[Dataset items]
§ §

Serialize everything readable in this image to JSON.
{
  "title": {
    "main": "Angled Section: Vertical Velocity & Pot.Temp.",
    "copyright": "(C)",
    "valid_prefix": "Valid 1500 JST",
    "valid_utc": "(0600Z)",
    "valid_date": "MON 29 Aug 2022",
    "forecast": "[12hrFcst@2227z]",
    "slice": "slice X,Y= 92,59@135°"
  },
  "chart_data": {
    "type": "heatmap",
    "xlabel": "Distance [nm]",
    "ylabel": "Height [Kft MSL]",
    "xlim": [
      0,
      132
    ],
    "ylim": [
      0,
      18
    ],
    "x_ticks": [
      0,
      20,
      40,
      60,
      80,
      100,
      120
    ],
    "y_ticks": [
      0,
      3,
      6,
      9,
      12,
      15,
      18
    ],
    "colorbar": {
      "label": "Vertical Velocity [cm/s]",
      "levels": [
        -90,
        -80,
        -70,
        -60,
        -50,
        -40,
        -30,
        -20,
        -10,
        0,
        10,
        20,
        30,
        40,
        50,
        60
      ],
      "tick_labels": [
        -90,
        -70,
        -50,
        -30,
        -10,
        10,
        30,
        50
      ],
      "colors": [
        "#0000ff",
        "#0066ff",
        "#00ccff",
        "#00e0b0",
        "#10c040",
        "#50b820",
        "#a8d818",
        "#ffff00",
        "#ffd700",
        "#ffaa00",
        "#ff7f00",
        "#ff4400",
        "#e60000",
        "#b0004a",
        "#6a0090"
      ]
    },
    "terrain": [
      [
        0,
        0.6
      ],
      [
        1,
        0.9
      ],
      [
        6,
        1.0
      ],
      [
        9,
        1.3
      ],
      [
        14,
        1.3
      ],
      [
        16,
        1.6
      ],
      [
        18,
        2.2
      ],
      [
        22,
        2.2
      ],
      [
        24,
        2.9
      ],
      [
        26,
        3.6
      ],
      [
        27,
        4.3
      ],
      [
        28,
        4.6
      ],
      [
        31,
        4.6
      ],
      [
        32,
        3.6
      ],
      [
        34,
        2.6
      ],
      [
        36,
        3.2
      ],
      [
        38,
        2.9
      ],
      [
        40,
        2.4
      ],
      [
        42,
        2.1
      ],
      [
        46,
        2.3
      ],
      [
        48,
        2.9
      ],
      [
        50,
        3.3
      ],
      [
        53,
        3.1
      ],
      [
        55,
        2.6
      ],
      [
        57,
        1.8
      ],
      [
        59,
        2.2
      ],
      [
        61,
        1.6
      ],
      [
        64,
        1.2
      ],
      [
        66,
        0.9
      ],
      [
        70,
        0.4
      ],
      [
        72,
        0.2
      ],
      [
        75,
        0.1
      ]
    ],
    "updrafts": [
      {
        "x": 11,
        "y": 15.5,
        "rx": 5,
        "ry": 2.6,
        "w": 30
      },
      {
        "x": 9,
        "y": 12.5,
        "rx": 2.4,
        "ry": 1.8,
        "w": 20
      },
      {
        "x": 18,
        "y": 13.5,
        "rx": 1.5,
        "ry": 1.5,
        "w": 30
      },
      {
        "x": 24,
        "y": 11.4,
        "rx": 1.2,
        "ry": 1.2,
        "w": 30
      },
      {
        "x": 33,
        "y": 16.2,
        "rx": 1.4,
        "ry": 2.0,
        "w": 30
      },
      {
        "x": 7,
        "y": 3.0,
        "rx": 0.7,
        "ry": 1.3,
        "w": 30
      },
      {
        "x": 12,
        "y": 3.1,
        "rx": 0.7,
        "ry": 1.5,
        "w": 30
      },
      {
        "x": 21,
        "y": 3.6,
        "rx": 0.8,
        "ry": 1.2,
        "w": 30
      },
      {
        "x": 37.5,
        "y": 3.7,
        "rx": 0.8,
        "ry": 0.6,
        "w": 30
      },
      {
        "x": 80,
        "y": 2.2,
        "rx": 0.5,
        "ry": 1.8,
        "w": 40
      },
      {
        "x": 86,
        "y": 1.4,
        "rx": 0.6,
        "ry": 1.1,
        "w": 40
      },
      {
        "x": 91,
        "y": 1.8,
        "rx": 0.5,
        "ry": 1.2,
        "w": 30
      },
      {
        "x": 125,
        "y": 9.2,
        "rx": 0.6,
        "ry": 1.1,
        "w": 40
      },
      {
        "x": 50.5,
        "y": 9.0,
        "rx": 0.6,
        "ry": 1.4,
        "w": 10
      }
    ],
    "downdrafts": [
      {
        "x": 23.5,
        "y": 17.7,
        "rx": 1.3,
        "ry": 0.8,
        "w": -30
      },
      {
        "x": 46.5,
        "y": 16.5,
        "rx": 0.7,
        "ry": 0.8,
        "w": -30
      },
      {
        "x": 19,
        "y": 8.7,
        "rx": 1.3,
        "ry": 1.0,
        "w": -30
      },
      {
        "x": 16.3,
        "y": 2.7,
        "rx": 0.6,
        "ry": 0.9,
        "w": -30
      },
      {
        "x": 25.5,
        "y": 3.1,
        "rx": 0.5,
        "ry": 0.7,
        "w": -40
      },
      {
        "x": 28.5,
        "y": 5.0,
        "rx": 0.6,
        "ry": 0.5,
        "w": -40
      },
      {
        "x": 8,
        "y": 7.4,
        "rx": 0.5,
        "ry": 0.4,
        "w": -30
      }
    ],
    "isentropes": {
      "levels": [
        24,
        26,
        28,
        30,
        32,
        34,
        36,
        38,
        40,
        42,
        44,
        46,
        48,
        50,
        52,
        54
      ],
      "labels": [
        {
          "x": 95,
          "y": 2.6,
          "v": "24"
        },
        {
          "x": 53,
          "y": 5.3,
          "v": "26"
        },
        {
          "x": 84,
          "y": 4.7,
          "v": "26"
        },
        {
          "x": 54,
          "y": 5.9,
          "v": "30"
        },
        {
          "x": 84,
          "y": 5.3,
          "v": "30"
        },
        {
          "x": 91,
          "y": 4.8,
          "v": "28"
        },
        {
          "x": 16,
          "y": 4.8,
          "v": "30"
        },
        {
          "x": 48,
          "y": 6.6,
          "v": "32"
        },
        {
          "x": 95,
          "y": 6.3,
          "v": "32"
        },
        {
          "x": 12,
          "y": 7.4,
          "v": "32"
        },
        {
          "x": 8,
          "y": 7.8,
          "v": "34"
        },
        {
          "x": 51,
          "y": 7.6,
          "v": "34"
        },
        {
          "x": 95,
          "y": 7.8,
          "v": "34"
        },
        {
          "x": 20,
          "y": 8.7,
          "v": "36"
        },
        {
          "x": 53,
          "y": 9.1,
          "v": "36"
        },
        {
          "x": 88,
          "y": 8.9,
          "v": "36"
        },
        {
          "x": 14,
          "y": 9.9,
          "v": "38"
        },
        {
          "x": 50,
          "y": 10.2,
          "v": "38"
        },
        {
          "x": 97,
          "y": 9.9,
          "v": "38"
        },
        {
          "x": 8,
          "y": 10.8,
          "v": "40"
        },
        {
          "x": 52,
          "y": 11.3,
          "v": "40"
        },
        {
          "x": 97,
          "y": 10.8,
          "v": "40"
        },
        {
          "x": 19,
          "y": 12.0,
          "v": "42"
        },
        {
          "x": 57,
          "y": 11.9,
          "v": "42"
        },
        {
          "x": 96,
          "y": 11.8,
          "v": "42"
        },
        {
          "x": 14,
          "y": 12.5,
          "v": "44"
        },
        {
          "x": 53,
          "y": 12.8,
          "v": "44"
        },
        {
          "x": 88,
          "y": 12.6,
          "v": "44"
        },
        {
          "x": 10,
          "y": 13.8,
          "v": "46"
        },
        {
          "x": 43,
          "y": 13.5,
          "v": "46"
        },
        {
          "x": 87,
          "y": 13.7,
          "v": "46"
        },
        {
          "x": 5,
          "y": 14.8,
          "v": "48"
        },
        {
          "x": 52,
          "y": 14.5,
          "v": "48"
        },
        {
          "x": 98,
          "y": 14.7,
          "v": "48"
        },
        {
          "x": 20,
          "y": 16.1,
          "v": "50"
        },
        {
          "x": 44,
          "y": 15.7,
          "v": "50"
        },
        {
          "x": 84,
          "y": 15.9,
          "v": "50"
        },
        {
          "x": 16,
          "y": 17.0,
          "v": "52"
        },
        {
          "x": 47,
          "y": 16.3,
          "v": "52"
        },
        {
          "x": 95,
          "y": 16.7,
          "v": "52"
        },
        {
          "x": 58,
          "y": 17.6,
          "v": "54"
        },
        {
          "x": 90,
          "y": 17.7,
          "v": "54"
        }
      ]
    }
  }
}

§ §

(Task requirements) From the records above, pull out each line that has "Velocity".

(Answer below)
    "main": "Angled Section: Vertical Velocity & Pot.Temp.",
      "label": "Vertical Velocity [cm/s]",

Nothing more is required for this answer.